Can you put every line of the material below into a JSON list of strings, one string per line, with blank lines left out?

== Entries ==

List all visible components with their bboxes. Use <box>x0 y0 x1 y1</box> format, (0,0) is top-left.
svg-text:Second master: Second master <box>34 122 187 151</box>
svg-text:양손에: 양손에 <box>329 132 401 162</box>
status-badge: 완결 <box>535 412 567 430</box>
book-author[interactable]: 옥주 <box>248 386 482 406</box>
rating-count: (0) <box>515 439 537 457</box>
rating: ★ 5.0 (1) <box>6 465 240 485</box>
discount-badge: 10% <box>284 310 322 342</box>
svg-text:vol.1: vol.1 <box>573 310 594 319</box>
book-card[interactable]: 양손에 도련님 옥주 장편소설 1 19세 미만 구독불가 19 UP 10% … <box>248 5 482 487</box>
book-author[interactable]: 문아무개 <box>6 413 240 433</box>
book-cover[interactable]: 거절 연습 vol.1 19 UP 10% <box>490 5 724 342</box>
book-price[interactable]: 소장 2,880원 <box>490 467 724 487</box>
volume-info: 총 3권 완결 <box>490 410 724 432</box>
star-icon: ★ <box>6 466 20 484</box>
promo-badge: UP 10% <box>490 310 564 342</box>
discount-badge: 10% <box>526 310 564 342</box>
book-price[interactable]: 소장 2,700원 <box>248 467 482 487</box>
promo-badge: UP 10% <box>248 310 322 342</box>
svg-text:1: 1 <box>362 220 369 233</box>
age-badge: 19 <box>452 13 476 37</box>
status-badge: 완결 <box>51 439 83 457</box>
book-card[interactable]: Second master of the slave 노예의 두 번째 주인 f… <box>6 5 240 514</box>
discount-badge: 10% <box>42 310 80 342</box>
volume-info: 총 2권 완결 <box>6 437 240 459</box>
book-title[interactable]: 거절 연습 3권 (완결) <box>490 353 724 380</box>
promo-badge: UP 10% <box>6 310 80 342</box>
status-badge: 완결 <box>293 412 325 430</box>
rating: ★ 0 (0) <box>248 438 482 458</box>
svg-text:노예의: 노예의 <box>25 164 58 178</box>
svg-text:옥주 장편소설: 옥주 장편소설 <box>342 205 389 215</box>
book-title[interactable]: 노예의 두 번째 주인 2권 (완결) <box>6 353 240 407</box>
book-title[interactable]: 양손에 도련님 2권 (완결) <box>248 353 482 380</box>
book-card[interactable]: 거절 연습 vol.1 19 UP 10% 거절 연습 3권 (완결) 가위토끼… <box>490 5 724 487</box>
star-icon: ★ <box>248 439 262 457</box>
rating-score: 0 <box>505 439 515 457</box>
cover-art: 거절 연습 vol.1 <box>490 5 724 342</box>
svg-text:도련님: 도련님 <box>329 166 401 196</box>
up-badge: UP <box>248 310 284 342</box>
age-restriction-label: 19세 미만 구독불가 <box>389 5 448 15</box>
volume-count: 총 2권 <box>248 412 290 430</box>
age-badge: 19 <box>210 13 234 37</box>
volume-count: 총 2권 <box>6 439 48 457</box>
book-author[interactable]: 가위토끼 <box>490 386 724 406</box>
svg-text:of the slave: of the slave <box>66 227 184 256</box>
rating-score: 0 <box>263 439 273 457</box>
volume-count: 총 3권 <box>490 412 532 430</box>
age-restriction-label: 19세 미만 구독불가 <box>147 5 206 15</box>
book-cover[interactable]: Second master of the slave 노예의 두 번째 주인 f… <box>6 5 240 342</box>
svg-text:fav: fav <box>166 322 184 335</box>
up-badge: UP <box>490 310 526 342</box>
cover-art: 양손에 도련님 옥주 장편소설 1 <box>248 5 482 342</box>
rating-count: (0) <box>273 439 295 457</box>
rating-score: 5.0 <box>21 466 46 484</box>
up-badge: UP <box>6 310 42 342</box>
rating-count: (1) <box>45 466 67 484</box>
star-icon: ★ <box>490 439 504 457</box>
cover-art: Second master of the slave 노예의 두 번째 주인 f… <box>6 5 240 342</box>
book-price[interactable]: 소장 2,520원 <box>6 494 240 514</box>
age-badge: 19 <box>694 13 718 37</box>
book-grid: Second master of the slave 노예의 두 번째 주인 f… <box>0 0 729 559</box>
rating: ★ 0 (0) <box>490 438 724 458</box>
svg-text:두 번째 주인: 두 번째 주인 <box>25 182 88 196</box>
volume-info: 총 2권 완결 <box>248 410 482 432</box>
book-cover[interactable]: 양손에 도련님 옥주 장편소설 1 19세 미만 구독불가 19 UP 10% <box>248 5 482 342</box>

===

== Result for this exercise ==
[
  "List all visible components with their bboxes. Use <box>x0 y0 x1 y1</box> format, (0,0) is top-left.",
  "svg-text:Second master: Second master <box>34 122 187 151</box>",
  "svg-text:양손에: 양손에 <box>329 132 401 162</box>",
  "status-badge: 완결 <box>535 412 567 430</box>",
  "book-author[interactable]: 옥주 <box>248 386 482 406</box>",
  "rating-count: (0) <box>515 439 537 457</box>",
  "rating: ★ 5.0 (1) <box>6 465 240 485</box>",
  "discount-badge: 10% <box>284 310 322 342</box>",
  "svg-text:vol.1: vol.1 <box>573 310 594 319</box>",
  "book-card[interactable]: 양손에 도련님 옥주 장편소설 1 19세 미만 구독불가 19 UP 10% … <box>248 5 482 487</box>",
  "book-author[interactable]: 문아무개 <box>6 413 240 433</box>",
  "book-cover[interactable]: 거절 연습 vol.1 19 UP 10% <box>490 5 724 342</box>",
  "book-price[interactable]: 소장 2,880원 <box>490 467 724 487</box>",
  "volume-info: 총 3권 완결 <box>490 410 724 432</box>",
  "star-icon: ★ <box>6 466 20 484</box>",
  "promo-badge: UP 10% <box>490 310 564 342</box>",
  "discount-badge: 10% <box>526 310 564 342</box>",
  "book-price[interactable]: 소장 2,700원 <box>248 467 482 487</box>",
  "promo-badge: UP 10% <box>248 310 322 342</box>",
  "svg-text:1: 1 <box>362 220 369 233</box>",
  "age-badge: 19 <box>452 13 476 37</box>",
  "status-badge: 완결 <box>51 439 83 457</box>",
  "book-card[interactable]: Second master of the slave 노예의 두 번째 주인 f… <box>6 5 240 514</box>",
  "discount-badge: 10% <box>42 310 80 342</box>",
  "volume-info: 총 2권 완결 <box>6 437 240 459</box>",
  "book-title[interactable]: 거절 연습 3권 (완결) <box>490 353 724 380</box>",
  "promo-badge: UP 10% <box>6 310 80 342</box>",
  "status-badge: 완결 <box>293 412 325 430</box>",
  "rating: ★ 0 (0) <box>248 438 482 458</box>",
  "svg-text:노예의: 노예의 <box>25 164 58 178</box>",
  "svg-text:옥주 장편소설: 옥주 장편소설 <box>342 205 389 215</box>",
  "book-title[interactable]: 노예의 두 번째 주인 2권 (완결) <box>6 353 240 407</box>",
  "book-title[interactable]: 양손에 도련님 2권 (완결) <box>248 353 482 380</box>",
  "book-card[interactable]: 거절 연습 vol.1 19 UP 10% 거절 연습 3권 (완결) 가위토끼… <box>490 5 724 487</box>",
  "star-icon: ★ <box>248 439 262 457</box>",
  "rating-score: 0 <box>505 439 515 457</box>",
  "cover-art: 거절 연습 vol.1 <box>490 5 724 342</box>",
  "svg-text:도련님: 도련님 <box>329 166 401 196</box>",
  "up-badge: UP <box>248 310 284 342</box>",
  "age-restriction-label: 19세 미만 구독불가 <box>389 5 448 15</box>",
  "volume-count: 총 2권 <box>248 412 290 430</box>",
  "age-badge: 19 <box>210 13 234 37</box>",
  "volume-count: 총 2권 <box>6 439 48 457</box>",
  "book-author[interactable]: 가위토끼 <box>490 386 724 406</box>",
  "svg-text:of the slave: of the slave <box>66 227 184 256</box>",
  "rating-score: 0 <box>263 439 273 457</box>",
  "volume-count: 총 3권 <box>490 412 532 430</box>",
  "age-restriction-label: 19세 미만 구독불가 <box>147 5 206 15</box>",
  "book-cover[interactable]: Second master of the slave 노예의 두 번째 주인 f… <box>6 5 240 342</box>",
  "svg-text:fav: fav <box>166 322 184 335</box>",
  "up-badge: UP <box>490 310 526 342</box>",
  "cover-art: 양손에 도련님 옥주 장편소설 1 <box>248 5 482 342</box>",
  "rating-count: (0) <box>273 439 295 457</box>",
  "rating-score: 5.0 <box>21 466 46 484</box>",
  "up-badge: UP <box>6 310 42 342</box>",
  "rating-count: (1) <box>45 466 67 484</box>",
  "star-icon: ★ <box>490 439 504 457</box>",
  "cover-art: Second master of the slave 노예의 두 번째 주인 f… <box>6 5 240 342</box>",
  "book-price[interactable]: 소장 2,520원 <box>6 494 240 514</box>",
  "age-badge: 19 <box>694 13 718 37</box>",
  "book-grid: Second master of the slave 노예의 두 번째 주인 f… <box>0 0 729 559</box>",
  "rating: ★ 0 (0) <box>490 438 724 458</box>",
  "svg-text:두 번째 주인: 두 번째 주인 <box>25 182 88 196</box>",
  "volume-info: 총 2권 완결 <box>248 410 482 432</box>",
  "book-cover[interactable]: 양손에 도련님 옥주 장편소설 1 19세 미만 구독불가 19 UP 10% <box>248 5 482 342</box>"
]